Records provided -
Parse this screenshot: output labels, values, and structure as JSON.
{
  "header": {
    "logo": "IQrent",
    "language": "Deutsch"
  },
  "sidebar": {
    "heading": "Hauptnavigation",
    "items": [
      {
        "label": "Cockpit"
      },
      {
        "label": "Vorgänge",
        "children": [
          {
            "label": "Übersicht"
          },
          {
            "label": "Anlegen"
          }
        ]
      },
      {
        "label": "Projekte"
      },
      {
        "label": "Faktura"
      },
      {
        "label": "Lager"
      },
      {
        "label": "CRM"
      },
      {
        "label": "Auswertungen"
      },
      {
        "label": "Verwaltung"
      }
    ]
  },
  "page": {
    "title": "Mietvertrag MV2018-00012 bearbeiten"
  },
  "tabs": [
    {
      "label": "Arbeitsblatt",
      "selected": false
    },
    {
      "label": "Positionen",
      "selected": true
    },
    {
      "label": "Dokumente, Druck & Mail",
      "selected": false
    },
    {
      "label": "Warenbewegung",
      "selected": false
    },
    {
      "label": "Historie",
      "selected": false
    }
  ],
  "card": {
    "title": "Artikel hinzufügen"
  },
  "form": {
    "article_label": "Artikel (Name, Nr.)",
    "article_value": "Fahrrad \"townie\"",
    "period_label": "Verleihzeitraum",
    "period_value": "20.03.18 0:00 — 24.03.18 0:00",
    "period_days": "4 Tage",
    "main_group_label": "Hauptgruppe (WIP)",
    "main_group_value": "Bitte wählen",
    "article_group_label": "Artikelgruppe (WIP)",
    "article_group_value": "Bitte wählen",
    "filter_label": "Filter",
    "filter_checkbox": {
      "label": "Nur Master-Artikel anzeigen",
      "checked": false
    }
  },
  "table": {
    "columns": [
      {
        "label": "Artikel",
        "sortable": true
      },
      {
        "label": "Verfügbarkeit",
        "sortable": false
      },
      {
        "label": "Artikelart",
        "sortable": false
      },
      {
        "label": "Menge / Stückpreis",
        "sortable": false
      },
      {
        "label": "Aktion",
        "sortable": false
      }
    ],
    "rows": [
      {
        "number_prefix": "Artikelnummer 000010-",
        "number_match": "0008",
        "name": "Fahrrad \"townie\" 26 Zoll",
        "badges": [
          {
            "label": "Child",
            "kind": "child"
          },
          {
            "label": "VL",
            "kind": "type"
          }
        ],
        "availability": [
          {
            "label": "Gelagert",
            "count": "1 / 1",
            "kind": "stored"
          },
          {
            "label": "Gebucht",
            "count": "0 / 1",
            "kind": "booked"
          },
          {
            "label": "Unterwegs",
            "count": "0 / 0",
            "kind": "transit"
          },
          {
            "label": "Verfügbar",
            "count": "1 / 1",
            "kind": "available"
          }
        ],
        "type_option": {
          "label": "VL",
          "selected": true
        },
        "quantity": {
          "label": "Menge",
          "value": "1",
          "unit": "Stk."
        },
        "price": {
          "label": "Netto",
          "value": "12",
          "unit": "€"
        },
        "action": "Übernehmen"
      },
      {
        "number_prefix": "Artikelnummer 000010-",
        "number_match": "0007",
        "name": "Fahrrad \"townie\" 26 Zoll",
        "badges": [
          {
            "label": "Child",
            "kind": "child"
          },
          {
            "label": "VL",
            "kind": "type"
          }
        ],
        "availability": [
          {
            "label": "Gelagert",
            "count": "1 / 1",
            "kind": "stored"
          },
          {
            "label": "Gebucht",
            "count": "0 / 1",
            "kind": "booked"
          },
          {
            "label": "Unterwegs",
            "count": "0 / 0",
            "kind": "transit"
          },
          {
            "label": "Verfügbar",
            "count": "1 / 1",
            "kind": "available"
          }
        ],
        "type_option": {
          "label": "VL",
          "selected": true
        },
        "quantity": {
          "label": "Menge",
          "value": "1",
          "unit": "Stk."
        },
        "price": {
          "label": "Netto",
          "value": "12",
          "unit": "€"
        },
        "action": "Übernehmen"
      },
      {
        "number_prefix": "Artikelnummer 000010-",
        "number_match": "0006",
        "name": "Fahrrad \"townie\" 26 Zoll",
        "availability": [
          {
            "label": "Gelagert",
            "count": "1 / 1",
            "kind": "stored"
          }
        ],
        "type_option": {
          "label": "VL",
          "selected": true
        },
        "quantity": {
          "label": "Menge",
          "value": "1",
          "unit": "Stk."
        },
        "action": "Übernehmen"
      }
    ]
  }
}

Task instructions -
Write out all the records above again, exactly as they stand.

Solution to this exercise -
Parse this screenshot: output labels, values, and structure as JSON.
{
  "header": {
    "logo": "IQrent",
    "language": "Deutsch"
  },
  "sidebar": {
    "heading": "Hauptnavigation",
    "items": [
      {
        "label": "Cockpit"
      },
      {
        "label": "Vorgänge",
        "children": [
          {
            "label": "Übersicht"
          },
          {
            "label": "Anlegen"
          }
        ]
      },
      {
        "label": "Projekte"
      },
      {
        "label": "Faktura"
      },
      {
        "label": "Lager"
      },
      {
        "label": "CRM"
      },
      {
        "label": "Auswertungen"
      },
      {
        "label": "Verwaltung"
      }
    ]
  },
  "page": {
    "title": "Mietvertrag MV2018-00012 bearbeiten"
  },
  "tabs": [
    {
      "label": "Arbeitsblatt",
      "selected": false
    },
    {
      "label": "Positionen",
      "selected": true
    },
    {
      "label": "Dokumente, Druck & Mail",
      "selected": false
    },
    {
      "label": "Warenbewegung",
      "selected": false
    },
    {
      "label": "Historie",
      "selected": false
    }
  ],
  "card": {
    "title": "Artikel hinzufügen"
  },
  "form": {
    "article_label": "Artikel (Name, Nr.)",
    "article_value": "Fahrrad \"townie\"",
    "period_label": "Verleihzeitraum",
    "period_value": "20.03.18 0:00 — 24.03.18 0:00",
    "period_days": "4 Tage",
    "main_group_label": "Hauptgruppe (WIP)",
    "main_group_value": "Bitte wählen",
    "article_group_label": "Artikelgruppe (WIP)",
    "article_group_value": "Bitte wählen",
    "filter_label": "Filter",
    "filter_checkbox": {
      "label": "Nur Master-Artikel anzeigen",
      "checked": false
    }
  },
  "table": {
    "columns": [
      {
        "label": "Artikel",
        "sortable": true
      },
      {
        "label": "Verfügbarkeit",
        "sortable": false
      },
      {
        "label": "Artikelart",
        "sortable": false
      },
      {
        "label": "Menge / Stückpreis",
        "sortable": false
      },
      {
        "label": "Aktion",
        "sortable": false
      }
    ],
    "rows": [
      {
        "number_prefix": "Artikelnummer 000010-",
        "number_match": "0008",
        "name": "Fahrrad \"townie\" 26 Zoll",
        "badges": [
          {
            "label": "Child",
            "kind": "child"
          },
          {
            "label": "VL",
            "kind": "type"
          }
        ],
        "availability": [
          {
            "label": "Gelagert",
            "count": "1 / 1",
            "kind": "stored"
          },
          {
            "label": "Gebucht",
            "count": "0 / 1",
            "kind": "booked"
          },
          {
            "label": "Unterwegs",
            "count": "0 / 0",
            "kind": "transit"
          },
          {
            "label": "Verfügbar",
            "count": "1 / 1",
            "kind": "available"
          }
        ],
        "type_option": {
          "label": "VL",
          "selected": true
        },
        "quantity": {
          "label": "Menge",
          "value": "1",
          "unit": "Stk."
        },
        "price": {
          "label": "Netto",
          "value": "12",
          "unit": "€"
        },
        "action": "Übernehmen"
      },
      {
        "number_prefix": "Artikelnummer 000010-",
        "number_match": "0007",
        "name": "Fahrrad \"townie\" 26 Zoll",
        "badges": [
          {
            "label": "Child",
            "kind": "child"
          },
          {
            "label": "VL",
            "kind": "type"
          }
        ],
        "availability": [
          {
            "label": "Gelagert",
            "count": "1 / 1",
            "kind": "stored"
          },
          {
            "label": "Gebucht",
            "count": "0 / 1",
            "kind": "booked"
          },
          {
            "label": "Unterwegs",
            "count": "0 / 0",
            "kind": "transit"
          },
          {
            "label": "Verfügbar",
            "count": "1 / 1",
            "kind": "available"
          }
        ],
        "type_option": {
          "label": "VL",
          "selected": true
        },
        "quantity": {
          "label": "Menge",
          "value": "1",
          "unit": "Stk."
        },
        "price": {
          "label": "Netto",
          "value": "12",
          "unit": "€"
        },
        "action": "Übernehmen"
      },
      {
        "number_prefix": "Artikelnummer 000010-",
        "number_match": "0006",
        "name": "Fahrrad \"townie\" 26 Zoll",
        "availability": [
          {
            "label": "Gelagert",
            "count": "1 / 1",
            "kind": "stored"
          }
        ],
        "type_option": {
          "label": "VL",
          "selected": true
        },
        "quantity": {
          "label": "Menge",
          "value": "1",
          "unit": "Stk."
        },
        "action": "Übernehmen"
      }
    ]
  }
}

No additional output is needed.